::: Extract provided

And in his quest to win a parliament seat in elections on Sunday, the 49-year-old one-time massage parlour king is betting a public tired of divisive, hypocritical leaders will agree.

Politicians “are like diapers - you have to change them,” Chuvit told The Associated Press in an interview, referring to a campaign poster that features him cradling a toddler. “Otherwise it's too dirty.”

Chuvit's bid to become a lawmaker is no joke. He first won a national assembly seat back in 2005, only to be disqualified the following year because he had not been a member of his party long enough before the poll.

He's also run for Bangkok governor twice, coming in a distant third both times. His last campaign nose-dived after he punched a newscaster in the face for asking questions he didn't like - then kicked him when he fell to the ground.

“When I got into politics, I didn't know that it's too dirty for me -even me,” Chuvit said ruefully.

::::::
::: Provided entries

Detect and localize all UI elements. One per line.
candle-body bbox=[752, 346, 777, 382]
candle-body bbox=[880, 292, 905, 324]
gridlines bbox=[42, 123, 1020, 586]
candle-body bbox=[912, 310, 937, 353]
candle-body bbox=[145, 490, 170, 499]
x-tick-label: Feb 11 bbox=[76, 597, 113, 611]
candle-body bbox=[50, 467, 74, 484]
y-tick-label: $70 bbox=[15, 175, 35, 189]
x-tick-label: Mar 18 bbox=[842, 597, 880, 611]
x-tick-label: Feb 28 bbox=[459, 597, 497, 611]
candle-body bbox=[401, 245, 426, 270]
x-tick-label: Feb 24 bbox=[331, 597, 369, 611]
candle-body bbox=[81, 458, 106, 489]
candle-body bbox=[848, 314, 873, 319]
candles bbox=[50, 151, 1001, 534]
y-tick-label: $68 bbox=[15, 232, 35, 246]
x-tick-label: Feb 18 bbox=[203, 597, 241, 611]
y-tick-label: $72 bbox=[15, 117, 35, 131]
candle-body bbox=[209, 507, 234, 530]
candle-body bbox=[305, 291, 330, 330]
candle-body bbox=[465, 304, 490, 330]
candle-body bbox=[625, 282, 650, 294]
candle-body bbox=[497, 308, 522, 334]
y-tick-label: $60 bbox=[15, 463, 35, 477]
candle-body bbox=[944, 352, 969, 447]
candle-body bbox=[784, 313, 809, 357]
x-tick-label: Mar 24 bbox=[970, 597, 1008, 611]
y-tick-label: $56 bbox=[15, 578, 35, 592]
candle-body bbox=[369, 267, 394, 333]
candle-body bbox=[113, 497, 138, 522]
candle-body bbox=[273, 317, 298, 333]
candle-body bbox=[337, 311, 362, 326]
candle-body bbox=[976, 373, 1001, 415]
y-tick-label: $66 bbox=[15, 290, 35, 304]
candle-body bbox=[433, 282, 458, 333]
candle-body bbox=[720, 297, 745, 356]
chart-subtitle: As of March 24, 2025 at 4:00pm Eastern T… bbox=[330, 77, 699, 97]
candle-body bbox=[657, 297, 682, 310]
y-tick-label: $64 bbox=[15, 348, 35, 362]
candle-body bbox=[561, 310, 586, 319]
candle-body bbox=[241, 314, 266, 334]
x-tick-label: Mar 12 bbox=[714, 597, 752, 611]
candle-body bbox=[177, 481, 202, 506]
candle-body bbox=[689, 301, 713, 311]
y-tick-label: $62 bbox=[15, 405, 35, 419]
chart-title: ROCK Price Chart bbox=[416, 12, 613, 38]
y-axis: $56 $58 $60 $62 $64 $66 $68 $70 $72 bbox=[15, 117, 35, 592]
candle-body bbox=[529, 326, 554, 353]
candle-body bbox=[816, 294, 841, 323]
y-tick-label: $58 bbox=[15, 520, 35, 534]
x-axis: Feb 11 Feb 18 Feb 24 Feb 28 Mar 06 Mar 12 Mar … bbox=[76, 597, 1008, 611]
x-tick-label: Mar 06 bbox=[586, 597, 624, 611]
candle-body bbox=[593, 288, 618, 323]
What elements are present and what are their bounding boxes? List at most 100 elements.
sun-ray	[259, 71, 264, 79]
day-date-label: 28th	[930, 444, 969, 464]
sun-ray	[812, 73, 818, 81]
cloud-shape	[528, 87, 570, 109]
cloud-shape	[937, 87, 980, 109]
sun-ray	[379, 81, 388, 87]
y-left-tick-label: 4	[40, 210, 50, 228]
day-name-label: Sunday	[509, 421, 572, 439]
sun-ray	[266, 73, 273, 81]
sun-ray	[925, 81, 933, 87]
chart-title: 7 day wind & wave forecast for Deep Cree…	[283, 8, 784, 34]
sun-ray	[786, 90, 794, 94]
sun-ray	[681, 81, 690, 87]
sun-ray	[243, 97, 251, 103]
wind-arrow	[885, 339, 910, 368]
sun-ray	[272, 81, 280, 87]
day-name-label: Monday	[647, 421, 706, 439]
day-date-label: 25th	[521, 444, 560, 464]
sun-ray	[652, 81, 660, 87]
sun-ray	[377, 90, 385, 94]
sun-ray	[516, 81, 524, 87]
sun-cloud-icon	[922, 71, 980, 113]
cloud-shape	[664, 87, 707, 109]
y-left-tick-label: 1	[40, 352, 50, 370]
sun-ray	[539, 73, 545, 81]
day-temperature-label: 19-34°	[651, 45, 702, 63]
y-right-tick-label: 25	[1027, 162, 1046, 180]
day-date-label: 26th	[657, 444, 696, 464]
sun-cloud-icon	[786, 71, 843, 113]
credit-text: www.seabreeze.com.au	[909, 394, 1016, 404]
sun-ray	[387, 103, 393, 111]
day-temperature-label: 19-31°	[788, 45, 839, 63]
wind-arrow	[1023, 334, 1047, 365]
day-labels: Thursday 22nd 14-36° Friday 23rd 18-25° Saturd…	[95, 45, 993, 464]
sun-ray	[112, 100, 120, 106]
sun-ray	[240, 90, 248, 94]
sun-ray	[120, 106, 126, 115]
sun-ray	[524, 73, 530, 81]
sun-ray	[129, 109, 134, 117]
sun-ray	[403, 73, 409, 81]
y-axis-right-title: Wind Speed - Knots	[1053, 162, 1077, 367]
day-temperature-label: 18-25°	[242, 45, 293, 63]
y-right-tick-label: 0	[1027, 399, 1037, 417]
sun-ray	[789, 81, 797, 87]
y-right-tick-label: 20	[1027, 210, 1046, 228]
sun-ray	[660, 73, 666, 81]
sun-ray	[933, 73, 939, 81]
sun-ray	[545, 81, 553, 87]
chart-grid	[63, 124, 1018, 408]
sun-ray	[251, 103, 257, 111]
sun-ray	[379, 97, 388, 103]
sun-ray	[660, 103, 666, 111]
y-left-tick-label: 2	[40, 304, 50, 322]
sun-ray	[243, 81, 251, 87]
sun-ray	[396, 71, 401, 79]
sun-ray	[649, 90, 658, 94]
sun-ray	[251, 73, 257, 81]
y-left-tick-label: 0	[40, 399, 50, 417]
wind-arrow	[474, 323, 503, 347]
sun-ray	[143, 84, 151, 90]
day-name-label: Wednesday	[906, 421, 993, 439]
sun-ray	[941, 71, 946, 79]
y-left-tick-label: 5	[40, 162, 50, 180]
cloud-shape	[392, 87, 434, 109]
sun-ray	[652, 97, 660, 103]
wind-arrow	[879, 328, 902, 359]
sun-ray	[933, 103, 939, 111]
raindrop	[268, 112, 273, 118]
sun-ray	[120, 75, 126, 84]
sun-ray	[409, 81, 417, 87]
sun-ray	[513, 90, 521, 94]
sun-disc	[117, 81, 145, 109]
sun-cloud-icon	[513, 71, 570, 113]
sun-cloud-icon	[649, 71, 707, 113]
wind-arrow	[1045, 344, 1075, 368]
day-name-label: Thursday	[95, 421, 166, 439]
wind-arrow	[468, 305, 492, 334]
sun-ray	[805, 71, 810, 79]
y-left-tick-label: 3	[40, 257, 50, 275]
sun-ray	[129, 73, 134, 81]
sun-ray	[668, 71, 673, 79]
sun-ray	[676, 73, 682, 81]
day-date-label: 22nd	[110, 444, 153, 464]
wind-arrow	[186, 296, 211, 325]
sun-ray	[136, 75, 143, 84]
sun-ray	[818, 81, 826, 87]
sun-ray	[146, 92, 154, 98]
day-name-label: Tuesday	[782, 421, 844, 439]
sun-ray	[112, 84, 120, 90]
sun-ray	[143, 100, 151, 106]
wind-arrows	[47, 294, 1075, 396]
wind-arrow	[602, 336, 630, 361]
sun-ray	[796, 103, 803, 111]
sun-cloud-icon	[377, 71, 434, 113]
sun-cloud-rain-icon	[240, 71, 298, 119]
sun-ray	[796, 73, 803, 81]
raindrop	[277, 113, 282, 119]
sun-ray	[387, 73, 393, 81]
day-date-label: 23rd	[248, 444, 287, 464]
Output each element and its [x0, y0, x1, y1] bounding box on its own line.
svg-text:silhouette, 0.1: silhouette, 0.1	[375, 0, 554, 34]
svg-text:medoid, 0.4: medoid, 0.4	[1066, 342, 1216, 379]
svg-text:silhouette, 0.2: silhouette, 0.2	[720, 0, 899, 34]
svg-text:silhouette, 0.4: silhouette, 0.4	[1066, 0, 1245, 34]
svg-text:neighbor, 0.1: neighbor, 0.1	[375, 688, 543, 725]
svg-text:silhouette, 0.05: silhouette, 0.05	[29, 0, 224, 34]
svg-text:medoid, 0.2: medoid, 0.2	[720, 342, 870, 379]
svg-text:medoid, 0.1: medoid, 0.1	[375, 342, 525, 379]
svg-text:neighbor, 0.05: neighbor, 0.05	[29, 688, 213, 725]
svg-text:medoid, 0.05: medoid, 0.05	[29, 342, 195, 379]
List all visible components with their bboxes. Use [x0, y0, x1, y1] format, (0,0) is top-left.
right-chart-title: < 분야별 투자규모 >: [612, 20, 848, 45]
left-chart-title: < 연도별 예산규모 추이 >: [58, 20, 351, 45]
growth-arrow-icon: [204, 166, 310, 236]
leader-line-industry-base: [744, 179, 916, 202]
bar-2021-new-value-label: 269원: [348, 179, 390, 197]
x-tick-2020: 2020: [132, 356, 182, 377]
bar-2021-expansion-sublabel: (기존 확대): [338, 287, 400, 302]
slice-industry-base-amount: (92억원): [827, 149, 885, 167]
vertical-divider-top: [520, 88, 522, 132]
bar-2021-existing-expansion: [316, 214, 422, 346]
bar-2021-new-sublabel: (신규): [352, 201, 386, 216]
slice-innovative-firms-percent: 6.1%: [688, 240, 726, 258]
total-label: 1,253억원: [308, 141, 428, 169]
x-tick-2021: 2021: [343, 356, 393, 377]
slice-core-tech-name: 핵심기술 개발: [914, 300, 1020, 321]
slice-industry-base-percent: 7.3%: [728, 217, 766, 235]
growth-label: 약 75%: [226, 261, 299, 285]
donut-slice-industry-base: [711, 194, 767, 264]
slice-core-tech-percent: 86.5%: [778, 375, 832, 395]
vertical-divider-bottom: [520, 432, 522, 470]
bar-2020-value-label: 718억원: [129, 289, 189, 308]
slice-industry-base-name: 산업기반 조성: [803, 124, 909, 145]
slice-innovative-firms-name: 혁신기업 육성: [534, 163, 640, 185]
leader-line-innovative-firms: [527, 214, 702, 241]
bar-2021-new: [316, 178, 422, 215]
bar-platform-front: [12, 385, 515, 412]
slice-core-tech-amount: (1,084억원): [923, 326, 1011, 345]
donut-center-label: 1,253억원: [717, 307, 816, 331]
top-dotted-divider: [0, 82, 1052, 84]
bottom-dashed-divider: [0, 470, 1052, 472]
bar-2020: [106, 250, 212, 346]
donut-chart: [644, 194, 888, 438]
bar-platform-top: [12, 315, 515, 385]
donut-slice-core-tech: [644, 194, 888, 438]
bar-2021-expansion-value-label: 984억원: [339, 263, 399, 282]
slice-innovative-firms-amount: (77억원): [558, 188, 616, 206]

::::::

Problems and tasks:
**A.** Rewrite the paragraph of the extract about Chuvit that begins "Chuvit's bid to become a lawmaker" in a shorter form, keeping its main facts.
**B.** Copy the records starting at their first line and ending at the line containing "candle-body bbox=[720, 297, 745, 356]", including both of those lines.
The extract and the records were taken from unrelated sources.

Answers for this exercise:
**A.** Chuvit is serious about becoming a lawmaker. He won a national assembly seat in 2005 but was disqualified the next year for not having belonged to his party long enough before the election.

**B.**
Detect and localize all UI elements. One per line.
candle-body bbox=[752, 346, 777, 382]
candle-body bbox=[880, 292, 905, 324]
gridlines bbox=[42, 123, 1020, 586]
candle-body bbox=[912, 310, 937, 353]
candle-body bbox=[145, 490, 170, 499]
x-tick-label: Feb 11 bbox=[76, 597, 113, 611]
candle-body bbox=[50, 467, 74, 484]
y-tick-label: $70 bbox=[15, 175, 35, 189]
x-tick-label: Mar 18 bbox=[842, 597, 880, 611]
x-tick-label: Feb 28 bbox=[459, 597, 497, 611]
candle-body bbox=[401, 245, 426, 270]
x-tick-label: Feb 24 bbox=[331, 597, 369, 611]
candle-body bbox=[81, 458, 106, 489]
candle-body bbox=[848, 314, 873, 319]
candles bbox=[50, 151, 1001, 534]
y-tick-label: $68 bbox=[15, 232, 35, 246]
x-tick-label: Feb 18 bbox=[203, 597, 241, 611]
y-tick-label: $72 bbox=[15, 117, 35, 131]
candle-body bbox=[209, 507, 234, 530]
candle-body bbox=[305, 291, 330, 330]
candle-body bbox=[465, 304, 490, 330]
candle-body bbox=[625, 282, 650, 294]
candle-body bbox=[497, 308, 522, 334]
y-tick-label: $60 bbox=[15, 463, 35, 477]
candle-body bbox=[944, 352, 969, 447]
candle-body bbox=[784, 313, 809, 357]
x-tick-label: Mar 24 bbox=[970, 597, 1008, 611]
y-tick-label: $56 bbox=[15, 578, 35, 592]
candle-body bbox=[369, 267, 394, 333]
candle-body bbox=[113, 497, 138, 522]
candle-body bbox=[273, 317, 298, 333]
candle-body bbox=[337, 311, 362, 326]
candle-body bbox=[976, 373, 1001, 415]
y-tick-label: $66 bbox=[15, 290, 35, 304]
candle-body bbox=[433, 282, 458, 333]
candle-body bbox=[720, 297, 745, 356]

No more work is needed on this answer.